» INPUT

· · ·

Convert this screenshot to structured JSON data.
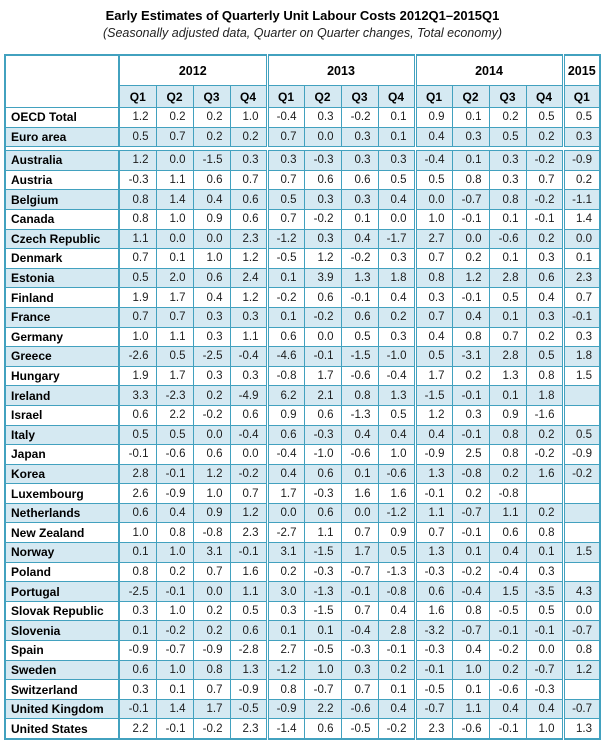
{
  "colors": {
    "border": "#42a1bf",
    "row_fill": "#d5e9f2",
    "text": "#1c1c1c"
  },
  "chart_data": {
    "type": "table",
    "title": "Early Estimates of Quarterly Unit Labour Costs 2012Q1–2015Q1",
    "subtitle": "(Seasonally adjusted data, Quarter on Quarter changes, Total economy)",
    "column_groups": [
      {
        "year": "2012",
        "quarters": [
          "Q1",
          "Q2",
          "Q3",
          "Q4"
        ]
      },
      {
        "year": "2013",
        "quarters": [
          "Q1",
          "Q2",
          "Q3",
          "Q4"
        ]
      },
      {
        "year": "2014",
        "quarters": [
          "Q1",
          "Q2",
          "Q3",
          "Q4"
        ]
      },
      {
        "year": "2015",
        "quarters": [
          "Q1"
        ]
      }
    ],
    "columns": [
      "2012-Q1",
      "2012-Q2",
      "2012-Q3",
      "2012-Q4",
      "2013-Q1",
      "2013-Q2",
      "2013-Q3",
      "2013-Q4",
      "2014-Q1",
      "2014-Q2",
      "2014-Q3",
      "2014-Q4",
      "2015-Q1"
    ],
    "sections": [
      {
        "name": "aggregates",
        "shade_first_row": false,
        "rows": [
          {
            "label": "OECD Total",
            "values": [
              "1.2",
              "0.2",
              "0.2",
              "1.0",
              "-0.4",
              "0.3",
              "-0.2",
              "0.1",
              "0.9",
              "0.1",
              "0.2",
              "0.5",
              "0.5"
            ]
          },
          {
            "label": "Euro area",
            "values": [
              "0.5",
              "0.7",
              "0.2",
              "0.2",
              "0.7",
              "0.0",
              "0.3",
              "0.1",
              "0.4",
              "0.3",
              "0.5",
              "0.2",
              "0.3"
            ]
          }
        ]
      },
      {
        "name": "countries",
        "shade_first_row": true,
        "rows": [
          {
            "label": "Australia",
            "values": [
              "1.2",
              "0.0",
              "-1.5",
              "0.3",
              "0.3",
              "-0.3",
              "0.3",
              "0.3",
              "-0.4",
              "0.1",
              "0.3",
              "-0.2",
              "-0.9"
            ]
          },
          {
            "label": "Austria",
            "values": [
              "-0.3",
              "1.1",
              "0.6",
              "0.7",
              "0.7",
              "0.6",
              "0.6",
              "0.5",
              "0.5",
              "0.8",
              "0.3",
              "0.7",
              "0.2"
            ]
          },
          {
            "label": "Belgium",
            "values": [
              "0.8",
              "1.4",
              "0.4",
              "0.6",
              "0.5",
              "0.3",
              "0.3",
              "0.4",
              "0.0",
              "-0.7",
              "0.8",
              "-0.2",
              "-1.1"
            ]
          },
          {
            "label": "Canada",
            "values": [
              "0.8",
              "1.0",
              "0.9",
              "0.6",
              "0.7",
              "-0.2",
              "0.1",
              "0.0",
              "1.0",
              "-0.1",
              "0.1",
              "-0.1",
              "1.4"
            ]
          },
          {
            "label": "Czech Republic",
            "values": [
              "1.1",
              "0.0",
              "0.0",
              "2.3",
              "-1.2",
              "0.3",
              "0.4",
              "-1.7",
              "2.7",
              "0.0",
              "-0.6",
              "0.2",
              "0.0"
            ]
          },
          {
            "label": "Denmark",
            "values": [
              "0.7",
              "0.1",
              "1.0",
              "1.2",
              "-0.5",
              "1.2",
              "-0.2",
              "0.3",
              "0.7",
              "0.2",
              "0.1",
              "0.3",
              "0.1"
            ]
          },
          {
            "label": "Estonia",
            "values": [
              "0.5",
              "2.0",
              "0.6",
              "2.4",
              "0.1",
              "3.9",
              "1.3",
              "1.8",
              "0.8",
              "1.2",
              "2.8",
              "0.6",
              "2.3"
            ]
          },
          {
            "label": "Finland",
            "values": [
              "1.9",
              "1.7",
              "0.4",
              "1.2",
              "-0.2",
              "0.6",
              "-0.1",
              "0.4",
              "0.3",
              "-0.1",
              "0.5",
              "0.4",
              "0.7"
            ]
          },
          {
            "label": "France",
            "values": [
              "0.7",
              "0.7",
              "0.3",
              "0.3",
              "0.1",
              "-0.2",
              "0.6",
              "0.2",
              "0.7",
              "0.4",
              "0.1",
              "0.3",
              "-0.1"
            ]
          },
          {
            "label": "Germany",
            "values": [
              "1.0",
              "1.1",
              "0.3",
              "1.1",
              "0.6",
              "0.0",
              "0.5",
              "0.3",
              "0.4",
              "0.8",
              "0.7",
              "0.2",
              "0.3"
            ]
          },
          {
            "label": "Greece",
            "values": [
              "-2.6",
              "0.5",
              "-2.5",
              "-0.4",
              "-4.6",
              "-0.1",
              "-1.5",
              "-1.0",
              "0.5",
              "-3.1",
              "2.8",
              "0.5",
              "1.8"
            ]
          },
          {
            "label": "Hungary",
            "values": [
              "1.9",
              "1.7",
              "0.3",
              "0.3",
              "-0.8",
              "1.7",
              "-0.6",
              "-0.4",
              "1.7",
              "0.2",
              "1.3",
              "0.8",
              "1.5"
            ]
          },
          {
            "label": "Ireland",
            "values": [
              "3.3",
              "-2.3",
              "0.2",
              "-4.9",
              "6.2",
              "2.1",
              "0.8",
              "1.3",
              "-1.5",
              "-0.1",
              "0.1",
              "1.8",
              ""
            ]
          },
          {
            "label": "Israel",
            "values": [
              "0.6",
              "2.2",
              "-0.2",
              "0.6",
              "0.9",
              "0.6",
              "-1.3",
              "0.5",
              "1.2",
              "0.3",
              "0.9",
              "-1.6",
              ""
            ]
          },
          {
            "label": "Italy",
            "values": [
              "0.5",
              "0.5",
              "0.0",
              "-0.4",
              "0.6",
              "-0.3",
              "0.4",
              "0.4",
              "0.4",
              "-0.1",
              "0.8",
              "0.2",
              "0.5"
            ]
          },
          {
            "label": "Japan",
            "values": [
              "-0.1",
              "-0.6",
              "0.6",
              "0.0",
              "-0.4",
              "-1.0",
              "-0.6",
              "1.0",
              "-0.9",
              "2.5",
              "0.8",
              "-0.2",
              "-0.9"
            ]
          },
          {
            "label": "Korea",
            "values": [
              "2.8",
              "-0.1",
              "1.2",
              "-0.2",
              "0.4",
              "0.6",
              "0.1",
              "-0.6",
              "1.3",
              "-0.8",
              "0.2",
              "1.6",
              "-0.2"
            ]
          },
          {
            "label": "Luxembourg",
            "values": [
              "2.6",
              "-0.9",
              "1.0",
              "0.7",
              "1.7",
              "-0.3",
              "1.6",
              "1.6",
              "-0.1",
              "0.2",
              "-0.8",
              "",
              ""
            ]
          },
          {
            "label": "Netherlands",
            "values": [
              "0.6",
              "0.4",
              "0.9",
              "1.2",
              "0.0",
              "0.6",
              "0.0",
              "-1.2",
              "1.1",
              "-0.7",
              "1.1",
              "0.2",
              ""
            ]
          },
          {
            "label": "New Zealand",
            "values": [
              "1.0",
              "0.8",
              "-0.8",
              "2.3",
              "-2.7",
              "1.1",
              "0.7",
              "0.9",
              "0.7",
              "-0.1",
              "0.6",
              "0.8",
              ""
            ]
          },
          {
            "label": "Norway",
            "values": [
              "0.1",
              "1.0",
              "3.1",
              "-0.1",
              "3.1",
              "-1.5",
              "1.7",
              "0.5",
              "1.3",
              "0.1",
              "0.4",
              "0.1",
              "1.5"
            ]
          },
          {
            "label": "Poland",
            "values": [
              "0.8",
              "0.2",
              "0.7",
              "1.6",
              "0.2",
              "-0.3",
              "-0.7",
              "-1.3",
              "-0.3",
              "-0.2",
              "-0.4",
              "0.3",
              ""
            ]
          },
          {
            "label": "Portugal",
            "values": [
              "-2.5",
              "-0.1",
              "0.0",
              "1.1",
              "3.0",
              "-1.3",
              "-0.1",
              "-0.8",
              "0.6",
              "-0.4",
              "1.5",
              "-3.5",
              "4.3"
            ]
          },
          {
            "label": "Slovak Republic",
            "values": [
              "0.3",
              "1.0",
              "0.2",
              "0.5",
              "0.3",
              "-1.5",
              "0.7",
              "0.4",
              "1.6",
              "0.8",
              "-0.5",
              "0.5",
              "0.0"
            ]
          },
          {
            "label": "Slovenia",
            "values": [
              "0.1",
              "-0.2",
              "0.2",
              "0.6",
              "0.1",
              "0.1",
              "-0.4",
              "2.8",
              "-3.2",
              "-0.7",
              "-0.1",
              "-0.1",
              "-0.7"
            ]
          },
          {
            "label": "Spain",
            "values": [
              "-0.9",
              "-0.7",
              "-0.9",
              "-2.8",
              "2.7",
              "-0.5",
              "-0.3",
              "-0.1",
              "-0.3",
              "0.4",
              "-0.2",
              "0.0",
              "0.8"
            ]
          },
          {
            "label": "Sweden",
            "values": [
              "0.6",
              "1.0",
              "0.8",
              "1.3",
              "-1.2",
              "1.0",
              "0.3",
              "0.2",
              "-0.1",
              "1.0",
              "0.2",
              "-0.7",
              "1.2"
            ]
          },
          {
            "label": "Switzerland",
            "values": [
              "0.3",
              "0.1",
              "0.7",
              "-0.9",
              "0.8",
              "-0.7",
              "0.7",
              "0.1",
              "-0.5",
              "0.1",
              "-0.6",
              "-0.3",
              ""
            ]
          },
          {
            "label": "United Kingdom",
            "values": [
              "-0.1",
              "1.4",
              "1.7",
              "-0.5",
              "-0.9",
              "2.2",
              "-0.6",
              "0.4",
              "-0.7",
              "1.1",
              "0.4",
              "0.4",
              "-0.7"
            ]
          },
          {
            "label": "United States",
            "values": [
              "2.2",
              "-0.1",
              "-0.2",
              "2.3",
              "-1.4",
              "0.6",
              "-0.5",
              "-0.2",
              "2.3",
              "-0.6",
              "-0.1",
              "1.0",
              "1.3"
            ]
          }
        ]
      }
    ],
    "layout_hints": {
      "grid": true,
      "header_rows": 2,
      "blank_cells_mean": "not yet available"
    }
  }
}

· · ·

Look for the word "year" in every line of the listing and copy the lines that have it.

» ANSWER
        "year": "2012",
        "year": "2013",
        "year": "2014",
        "year": "2015",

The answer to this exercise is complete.